- **To do**: Find every line in the records below that holds the word "this" and copy it.

** BEGIN **

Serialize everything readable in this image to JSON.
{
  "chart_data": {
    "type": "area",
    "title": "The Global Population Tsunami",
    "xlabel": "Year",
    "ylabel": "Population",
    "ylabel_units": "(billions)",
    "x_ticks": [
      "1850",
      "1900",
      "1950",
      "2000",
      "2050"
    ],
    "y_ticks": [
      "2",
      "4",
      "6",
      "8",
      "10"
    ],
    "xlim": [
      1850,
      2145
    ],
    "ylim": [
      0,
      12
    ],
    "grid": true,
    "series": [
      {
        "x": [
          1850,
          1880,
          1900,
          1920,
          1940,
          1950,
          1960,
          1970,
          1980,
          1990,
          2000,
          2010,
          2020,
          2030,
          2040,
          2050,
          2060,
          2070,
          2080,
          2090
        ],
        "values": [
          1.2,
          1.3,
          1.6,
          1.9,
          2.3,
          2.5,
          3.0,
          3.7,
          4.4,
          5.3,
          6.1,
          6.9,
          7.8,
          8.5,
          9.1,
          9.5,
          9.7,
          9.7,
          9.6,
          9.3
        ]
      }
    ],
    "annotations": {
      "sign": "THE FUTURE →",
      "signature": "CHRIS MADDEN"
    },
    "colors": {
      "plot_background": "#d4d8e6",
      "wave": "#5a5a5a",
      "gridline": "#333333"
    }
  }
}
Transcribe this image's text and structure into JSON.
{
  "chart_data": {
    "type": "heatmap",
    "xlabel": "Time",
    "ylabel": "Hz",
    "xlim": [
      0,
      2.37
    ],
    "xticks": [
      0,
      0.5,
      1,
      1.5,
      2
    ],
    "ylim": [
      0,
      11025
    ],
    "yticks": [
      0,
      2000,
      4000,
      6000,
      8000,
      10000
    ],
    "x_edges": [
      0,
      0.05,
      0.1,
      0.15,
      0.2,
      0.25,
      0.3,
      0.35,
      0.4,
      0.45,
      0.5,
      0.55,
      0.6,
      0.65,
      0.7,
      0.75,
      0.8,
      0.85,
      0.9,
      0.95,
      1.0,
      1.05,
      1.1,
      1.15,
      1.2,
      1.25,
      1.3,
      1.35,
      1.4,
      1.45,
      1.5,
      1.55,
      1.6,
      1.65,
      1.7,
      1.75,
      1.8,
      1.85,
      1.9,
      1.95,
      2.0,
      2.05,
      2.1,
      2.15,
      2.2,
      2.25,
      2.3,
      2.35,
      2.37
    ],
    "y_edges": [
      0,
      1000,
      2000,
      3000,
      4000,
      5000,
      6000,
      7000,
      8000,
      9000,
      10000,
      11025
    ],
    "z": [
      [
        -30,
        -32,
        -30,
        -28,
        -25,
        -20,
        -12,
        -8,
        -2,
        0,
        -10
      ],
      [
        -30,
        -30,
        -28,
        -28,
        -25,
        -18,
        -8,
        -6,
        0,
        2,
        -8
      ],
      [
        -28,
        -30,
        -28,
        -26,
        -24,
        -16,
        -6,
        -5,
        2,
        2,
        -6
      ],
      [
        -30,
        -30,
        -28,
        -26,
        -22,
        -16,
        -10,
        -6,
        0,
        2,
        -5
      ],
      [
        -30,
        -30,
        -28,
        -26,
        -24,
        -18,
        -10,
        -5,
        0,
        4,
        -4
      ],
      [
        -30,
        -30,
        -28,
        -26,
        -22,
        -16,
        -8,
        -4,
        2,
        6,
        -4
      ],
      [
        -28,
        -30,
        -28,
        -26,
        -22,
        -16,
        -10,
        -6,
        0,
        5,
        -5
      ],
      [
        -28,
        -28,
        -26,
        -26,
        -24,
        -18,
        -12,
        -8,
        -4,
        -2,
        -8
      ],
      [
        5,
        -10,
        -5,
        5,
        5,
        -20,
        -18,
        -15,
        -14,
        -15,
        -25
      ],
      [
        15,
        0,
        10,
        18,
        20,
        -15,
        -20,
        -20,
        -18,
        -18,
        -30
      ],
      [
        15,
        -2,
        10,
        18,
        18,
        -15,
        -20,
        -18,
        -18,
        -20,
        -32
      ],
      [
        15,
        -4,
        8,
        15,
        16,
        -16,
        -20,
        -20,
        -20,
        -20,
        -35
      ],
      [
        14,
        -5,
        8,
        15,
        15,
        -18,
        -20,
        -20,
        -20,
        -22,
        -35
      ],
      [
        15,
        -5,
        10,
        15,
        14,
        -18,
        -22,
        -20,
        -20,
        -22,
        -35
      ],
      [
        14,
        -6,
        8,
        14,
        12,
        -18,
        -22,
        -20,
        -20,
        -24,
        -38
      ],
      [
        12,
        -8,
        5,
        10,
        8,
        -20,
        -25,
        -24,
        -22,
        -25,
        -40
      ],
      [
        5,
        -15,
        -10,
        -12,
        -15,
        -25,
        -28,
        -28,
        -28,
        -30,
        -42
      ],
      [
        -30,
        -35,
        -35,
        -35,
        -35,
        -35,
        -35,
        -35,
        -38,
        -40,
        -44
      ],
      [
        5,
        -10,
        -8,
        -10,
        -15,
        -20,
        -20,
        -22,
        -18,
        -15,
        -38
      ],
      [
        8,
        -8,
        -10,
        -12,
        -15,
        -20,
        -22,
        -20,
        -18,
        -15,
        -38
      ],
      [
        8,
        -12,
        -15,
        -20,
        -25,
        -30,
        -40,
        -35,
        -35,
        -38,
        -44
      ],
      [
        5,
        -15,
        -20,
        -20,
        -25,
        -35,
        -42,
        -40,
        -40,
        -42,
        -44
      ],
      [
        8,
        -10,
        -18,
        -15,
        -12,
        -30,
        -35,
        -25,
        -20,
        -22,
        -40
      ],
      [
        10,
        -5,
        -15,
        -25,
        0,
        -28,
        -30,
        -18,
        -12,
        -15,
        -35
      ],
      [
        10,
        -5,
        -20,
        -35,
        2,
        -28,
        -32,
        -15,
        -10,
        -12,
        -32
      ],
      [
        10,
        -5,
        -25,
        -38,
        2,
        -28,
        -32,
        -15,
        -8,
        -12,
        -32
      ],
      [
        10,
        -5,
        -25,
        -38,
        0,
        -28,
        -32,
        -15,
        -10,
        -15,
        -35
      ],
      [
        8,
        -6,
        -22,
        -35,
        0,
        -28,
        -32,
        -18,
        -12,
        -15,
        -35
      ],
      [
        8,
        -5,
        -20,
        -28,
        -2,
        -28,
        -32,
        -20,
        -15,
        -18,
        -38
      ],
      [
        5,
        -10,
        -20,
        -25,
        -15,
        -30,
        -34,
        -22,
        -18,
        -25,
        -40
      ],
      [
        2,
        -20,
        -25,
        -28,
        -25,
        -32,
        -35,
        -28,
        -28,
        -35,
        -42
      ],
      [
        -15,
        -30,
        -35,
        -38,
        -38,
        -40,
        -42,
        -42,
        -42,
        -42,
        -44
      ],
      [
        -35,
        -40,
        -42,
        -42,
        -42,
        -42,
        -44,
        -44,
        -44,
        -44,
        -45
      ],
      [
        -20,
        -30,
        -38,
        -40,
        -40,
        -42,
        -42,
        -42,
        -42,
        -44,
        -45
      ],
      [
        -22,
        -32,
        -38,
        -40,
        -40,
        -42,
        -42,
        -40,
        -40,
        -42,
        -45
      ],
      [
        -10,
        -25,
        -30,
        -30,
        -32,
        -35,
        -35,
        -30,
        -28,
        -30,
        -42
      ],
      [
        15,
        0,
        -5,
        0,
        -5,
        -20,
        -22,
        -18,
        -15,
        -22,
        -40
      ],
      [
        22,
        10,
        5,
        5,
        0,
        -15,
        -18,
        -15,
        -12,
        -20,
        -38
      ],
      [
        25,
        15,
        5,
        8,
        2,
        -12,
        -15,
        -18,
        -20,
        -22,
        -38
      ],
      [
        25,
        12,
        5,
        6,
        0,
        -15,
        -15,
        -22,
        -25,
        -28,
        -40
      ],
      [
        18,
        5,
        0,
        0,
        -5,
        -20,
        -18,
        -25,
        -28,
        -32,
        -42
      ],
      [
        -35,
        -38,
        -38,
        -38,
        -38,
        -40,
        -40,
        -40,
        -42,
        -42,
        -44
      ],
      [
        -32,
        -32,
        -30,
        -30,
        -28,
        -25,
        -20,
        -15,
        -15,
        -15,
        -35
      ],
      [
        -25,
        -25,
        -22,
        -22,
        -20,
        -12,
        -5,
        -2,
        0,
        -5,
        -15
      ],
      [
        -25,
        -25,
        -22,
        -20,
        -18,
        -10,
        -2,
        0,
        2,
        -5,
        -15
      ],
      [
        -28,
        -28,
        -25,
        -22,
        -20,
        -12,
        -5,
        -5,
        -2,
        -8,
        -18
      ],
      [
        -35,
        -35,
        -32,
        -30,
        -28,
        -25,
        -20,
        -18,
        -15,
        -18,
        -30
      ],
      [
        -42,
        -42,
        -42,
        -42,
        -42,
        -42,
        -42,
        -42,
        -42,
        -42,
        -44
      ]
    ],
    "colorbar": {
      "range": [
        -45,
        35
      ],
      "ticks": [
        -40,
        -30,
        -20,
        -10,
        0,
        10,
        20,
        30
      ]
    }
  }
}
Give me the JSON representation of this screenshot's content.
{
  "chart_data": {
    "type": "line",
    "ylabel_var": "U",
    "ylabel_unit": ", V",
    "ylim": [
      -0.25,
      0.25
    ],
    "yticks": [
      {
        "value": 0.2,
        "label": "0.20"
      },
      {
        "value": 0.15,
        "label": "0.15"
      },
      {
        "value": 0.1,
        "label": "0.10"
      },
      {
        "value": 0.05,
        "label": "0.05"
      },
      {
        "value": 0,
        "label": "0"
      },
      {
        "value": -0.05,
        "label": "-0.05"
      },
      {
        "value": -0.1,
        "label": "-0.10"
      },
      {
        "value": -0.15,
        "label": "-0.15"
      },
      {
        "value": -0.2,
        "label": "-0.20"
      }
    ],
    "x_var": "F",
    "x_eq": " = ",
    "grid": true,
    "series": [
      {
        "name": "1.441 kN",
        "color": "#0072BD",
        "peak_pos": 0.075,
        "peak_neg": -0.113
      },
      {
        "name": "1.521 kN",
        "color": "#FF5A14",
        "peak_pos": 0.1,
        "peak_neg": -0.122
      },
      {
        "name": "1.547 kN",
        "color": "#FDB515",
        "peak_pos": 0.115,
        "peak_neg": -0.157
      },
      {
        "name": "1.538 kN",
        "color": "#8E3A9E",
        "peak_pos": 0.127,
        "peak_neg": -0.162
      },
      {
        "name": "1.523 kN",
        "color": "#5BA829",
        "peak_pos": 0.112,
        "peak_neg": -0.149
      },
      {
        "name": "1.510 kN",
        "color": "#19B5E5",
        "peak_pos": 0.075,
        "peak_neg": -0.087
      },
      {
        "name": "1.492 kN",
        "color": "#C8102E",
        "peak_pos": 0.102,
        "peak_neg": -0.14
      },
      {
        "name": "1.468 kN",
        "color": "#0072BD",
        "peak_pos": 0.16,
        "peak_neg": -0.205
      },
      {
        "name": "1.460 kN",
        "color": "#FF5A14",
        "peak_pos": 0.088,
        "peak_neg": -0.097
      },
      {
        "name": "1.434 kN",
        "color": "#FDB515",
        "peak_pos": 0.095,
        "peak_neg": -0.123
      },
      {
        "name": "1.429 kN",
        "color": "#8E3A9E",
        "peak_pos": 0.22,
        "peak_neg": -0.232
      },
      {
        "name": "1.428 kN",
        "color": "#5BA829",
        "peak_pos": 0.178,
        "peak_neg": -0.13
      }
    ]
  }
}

** END **

- **The reply**:
Serialize everything readable in this image to JSON.
Transcribe this image's text and structure into JSON.
Give me the JSON representation of this screenshot's content.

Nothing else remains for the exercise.